Data supplied:
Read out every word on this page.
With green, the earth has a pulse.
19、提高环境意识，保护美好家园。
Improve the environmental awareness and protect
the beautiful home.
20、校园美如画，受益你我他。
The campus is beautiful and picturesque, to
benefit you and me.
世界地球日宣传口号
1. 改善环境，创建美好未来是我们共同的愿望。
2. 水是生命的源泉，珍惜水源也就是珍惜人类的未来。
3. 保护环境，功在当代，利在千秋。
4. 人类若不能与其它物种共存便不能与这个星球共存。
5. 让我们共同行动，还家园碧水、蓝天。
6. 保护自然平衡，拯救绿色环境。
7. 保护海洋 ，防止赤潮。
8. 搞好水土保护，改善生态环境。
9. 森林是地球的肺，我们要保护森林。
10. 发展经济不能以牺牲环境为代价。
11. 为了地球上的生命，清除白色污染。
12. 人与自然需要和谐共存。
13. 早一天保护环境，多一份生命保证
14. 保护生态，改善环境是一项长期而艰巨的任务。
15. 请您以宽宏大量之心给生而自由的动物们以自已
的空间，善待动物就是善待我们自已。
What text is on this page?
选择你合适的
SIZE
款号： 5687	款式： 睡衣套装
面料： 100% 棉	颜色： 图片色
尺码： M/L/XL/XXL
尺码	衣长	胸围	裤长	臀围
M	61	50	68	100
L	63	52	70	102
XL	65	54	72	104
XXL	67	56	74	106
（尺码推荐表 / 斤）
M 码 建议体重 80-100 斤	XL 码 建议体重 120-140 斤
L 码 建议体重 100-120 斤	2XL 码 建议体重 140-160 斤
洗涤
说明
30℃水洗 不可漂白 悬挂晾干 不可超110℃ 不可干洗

What needs to be done:
Repeat each of the entries above precisely as given.

Final result:
Read out every word on this page.
With green, the earth has a pulse.
19、提高环境意识，保护美好家园。
Improve the environmental awareness and protect
the beautiful home.
20、校园美如画，受益你我他。
The campus is beautiful and picturesque, to
benefit you and me.
世界地球日宣传口号
1. 改善环境，创建美好未来是我们共同的愿望。
2. 水是生命的源泉，珍惜水源也就是珍惜人类的未来。
3. 保护环境，功在当代，利在千秋。
4. 人类若不能与其它物种共存便不能与这个星球共存。
5. 让我们共同行动，还家园碧水、蓝天。
6. 保护自然平衡，拯救绿色环境。
7. 保护海洋 ，防止赤潮。
8. 搞好水土保护，改善生态环境。
9. 森林是地球的肺，我们要保护森林。
10. 发展经济不能以牺牲环境为代价。
11. 为了地球上的生命，清除白色污染。
12. 人与自然需要和谐共存。
13. 早一天保护环境，多一份生命保证
14. 保护生态，改善环境是一项长期而艰巨的任务。
15. 请您以宽宏大量之心给生而自由的动物们以自已
的空间，善待动物就是善待我们自已。
What text is on this page?
选择你合适的
SIZE
款号： 5687	款式： 睡衣套装
面料： 100% 棉	颜色： 图片色
尺码： M/L/XL/XXL
尺码	衣长	胸围	裤长	臀围
M	61	50	68	100
L	63	52	70	102
XL	65	54	72	104
XXL	67	56	74	106
（尺码推荐表 / 斤）
M 码 建议体重 80-100 斤	XL 码 建议体重 120-140 斤
L 码 建议体重 100-120 斤	2XL 码 建议体重 140-160 斤
洗涤
说明
30℃水洗 不可漂白 悬挂晾干 不可超110℃ 不可干洗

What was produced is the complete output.